* **Extract**:
If your motherboard supports SATA, then go for an 8MB SATA drive.
 
J

John Doe

JimBob said:
I'm buying a new hard drive this friday, i'm leaning towards this:
MAXTOR 120GB, 7200RPM, "2MB" CACHE, ATA-133 for £57.
What is the difference between IDE and SATA?

One data transfer is parallel and the other is serial.
What are the benefits?

The benefit is what you see and feel. Currently, apparently the drives are
mostly the same. My mainboard manufacturer says do not put a 90° crimp in
an SATA cable. That is probably because data must move much faster through
fewer wires. I probably won't buy SATA until sometime before hardware
manufacturers force the issue, if and whenever that might happen.
Also the above HD also comes in the form of 8MB cache for £1.50 more.. May
aswell bag that baby instead?

This group is great IMO for most questions. Besides any other answers you
receive here, you might also try the storage group
(comp.sys.ibm.pc.hardware.storage) for detailed discussion about hard disk
drives.

Have fun.

* **Work task**: Reproduce the hard drive discussion above word for word, from "What is the" up to and including "that might happen.".

* **Information given**:

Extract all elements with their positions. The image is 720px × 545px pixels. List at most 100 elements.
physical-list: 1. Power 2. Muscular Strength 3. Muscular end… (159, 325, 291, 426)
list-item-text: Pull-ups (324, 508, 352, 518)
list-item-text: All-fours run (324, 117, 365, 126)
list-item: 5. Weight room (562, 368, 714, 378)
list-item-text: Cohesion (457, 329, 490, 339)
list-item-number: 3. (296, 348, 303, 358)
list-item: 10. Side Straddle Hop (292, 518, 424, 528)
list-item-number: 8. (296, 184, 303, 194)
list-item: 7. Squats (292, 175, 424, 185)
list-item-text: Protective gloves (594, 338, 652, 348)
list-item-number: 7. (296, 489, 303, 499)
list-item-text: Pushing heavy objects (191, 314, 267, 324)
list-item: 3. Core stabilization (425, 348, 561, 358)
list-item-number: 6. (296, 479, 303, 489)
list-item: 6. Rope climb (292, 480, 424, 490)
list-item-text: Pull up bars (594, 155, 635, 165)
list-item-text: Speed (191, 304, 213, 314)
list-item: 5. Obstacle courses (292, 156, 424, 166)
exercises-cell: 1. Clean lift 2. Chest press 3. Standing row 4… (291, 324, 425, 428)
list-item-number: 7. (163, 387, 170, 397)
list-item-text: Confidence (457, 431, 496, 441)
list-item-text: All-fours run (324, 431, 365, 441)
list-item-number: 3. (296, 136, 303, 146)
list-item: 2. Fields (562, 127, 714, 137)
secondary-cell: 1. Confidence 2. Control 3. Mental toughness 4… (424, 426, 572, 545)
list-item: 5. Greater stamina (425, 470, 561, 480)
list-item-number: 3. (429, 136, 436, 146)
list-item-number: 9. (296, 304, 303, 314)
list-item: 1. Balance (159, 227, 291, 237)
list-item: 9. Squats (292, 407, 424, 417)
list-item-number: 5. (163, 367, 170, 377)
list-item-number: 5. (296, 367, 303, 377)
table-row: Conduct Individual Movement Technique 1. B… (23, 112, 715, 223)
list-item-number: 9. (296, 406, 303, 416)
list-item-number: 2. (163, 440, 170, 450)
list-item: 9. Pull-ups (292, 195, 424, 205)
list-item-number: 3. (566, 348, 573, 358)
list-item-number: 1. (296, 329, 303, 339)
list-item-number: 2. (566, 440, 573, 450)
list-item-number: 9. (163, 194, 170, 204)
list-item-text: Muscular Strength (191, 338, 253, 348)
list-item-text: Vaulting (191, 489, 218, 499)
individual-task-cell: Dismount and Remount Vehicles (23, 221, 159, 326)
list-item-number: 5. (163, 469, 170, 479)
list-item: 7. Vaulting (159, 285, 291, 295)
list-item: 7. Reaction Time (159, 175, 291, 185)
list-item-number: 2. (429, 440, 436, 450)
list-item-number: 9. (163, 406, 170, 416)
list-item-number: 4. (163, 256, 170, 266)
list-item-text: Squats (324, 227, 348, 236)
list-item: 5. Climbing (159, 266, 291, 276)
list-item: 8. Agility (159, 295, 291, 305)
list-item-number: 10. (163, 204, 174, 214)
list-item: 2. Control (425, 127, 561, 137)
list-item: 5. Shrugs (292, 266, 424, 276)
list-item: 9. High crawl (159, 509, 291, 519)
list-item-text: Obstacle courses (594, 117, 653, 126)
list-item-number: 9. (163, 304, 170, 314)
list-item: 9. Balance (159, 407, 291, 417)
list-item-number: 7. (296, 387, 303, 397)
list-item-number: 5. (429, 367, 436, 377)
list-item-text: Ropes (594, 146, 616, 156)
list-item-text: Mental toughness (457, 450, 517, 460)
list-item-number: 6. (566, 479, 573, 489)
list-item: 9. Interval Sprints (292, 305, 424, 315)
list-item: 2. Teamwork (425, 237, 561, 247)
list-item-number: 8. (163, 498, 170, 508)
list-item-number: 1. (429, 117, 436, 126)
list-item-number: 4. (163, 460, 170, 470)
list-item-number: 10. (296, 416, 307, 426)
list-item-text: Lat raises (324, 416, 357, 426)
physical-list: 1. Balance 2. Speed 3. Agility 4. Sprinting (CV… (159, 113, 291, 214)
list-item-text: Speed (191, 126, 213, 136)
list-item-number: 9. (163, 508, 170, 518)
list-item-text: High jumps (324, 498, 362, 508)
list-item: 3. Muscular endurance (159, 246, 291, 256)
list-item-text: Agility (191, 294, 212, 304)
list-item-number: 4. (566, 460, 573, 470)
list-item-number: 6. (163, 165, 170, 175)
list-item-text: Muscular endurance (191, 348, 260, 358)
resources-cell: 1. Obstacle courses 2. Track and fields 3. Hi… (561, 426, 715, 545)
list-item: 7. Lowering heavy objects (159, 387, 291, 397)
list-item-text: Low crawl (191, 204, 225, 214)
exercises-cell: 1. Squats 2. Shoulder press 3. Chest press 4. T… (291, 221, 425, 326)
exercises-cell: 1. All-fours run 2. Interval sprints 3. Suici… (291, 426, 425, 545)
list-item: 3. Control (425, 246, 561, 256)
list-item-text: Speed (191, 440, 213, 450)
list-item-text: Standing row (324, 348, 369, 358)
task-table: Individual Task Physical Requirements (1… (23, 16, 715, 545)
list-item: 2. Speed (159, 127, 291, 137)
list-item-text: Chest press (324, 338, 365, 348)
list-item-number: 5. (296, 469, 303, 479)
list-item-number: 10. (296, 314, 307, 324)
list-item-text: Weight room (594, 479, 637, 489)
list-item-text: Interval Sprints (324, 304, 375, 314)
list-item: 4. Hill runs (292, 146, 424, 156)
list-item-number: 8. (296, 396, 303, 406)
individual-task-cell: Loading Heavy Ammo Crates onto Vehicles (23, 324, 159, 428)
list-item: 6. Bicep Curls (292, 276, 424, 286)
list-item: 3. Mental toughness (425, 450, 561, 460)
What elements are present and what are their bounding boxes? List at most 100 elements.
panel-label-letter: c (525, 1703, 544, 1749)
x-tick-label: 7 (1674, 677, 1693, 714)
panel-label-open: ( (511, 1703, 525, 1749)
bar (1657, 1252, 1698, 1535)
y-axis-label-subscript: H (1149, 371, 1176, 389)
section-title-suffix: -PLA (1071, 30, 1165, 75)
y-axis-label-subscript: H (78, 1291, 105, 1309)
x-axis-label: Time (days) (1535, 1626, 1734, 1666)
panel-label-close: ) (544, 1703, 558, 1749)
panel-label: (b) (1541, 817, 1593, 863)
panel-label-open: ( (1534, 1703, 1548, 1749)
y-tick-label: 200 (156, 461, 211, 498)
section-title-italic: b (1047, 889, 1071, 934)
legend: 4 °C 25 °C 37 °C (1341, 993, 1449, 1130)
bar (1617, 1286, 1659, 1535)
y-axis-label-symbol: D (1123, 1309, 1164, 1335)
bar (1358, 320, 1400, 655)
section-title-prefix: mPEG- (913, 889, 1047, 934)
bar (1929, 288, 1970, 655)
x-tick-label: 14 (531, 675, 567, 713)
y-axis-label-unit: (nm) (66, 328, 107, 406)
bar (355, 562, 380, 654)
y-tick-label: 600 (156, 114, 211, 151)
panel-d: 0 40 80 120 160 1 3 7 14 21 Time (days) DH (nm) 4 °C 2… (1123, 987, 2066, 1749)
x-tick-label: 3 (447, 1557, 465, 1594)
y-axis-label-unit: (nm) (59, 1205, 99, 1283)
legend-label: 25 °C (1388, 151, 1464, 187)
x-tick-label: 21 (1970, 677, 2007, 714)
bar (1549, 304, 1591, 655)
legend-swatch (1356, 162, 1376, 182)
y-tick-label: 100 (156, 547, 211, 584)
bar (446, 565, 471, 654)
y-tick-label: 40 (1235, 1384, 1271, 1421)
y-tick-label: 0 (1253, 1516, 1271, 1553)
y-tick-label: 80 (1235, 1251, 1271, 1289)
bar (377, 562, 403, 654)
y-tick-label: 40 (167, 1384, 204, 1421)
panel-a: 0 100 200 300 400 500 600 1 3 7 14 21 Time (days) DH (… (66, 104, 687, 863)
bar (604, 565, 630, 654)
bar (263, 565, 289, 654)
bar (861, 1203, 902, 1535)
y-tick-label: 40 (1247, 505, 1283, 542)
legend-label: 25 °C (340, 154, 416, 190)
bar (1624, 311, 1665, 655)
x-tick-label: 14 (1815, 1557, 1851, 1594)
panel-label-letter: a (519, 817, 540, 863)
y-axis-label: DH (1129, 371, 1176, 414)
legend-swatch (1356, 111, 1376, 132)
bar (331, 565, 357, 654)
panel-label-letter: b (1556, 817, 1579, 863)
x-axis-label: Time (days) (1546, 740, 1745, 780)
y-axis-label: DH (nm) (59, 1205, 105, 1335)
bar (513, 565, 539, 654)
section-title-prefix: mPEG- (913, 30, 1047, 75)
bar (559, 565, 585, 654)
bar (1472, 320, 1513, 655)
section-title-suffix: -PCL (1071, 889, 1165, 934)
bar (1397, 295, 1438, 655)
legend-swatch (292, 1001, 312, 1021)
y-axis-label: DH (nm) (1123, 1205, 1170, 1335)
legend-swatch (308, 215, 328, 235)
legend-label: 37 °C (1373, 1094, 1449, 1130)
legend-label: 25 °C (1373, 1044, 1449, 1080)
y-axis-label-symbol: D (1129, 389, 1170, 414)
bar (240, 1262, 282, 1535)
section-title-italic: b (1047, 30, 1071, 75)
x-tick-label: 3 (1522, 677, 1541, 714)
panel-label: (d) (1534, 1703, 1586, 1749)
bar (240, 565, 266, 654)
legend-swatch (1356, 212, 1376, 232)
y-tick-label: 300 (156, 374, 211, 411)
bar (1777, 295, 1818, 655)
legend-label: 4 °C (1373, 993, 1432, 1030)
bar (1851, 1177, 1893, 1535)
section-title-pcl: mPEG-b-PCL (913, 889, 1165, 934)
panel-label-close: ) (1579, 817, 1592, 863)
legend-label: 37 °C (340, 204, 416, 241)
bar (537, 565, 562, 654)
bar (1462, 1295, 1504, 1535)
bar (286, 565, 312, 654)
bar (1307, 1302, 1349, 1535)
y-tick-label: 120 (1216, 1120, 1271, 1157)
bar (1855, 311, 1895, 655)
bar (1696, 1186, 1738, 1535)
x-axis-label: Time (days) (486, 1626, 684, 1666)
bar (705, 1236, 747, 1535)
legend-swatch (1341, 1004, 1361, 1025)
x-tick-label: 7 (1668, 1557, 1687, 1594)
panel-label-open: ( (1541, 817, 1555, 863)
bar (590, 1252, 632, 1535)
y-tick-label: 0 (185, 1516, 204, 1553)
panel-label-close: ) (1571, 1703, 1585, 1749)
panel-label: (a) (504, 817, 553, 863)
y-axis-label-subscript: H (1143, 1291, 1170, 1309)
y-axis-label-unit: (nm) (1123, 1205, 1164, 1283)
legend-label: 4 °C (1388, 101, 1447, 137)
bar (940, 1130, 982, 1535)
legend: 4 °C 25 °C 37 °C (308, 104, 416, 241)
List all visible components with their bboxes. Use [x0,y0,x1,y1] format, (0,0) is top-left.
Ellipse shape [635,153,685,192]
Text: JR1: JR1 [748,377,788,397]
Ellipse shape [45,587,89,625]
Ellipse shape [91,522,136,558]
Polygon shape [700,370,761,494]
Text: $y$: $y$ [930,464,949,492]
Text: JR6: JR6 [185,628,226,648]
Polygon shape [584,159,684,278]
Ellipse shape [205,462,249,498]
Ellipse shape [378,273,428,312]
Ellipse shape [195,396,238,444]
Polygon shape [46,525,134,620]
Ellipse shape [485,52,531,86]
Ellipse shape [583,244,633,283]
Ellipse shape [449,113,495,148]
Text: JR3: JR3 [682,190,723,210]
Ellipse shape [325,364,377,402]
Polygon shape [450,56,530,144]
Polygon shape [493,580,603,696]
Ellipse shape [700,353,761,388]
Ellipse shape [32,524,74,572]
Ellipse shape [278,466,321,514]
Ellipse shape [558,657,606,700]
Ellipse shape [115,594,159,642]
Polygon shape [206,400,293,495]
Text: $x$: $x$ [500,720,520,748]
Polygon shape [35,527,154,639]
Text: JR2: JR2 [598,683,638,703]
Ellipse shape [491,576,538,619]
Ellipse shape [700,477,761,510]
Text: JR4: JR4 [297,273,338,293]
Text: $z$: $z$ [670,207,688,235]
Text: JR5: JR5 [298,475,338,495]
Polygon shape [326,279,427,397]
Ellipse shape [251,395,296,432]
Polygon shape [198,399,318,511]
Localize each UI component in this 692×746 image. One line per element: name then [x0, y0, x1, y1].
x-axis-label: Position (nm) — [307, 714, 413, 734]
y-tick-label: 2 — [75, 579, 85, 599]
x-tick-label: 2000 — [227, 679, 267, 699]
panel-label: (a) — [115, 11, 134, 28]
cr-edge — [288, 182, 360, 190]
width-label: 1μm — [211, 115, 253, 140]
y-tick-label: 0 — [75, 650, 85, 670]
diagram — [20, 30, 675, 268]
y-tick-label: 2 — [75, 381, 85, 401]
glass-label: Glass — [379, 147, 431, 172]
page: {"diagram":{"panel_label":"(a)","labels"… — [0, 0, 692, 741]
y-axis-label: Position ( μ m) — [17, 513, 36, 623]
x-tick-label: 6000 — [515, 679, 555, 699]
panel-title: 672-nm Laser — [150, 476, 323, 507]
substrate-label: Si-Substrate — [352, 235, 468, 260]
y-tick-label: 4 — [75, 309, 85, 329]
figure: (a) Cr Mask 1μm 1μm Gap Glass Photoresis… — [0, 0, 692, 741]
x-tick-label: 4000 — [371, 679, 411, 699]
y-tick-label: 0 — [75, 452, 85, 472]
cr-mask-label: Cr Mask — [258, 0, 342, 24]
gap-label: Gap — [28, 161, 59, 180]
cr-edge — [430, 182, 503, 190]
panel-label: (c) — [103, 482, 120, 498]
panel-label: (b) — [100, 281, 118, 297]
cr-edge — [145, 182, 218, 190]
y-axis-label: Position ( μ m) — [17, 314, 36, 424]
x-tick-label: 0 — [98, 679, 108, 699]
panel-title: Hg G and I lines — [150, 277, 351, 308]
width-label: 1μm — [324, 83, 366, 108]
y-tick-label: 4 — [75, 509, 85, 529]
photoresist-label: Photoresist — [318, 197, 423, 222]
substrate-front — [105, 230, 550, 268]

* **Solution**:
What is the difference between IDE and SATA?

One data transfer is parallel and the other is serial.
What are the benefits?

The benefit is what you see and feel. Currently, apparently the drives are
mostly the same. My mainboard manufacturer says do not put a 90° crimp in
an SATA cable. That is probably because data must move much faster through
fewer wires. I probably won't buy SATA until sometime before hardware
manufacturers force the issue, if and whenever that might happen.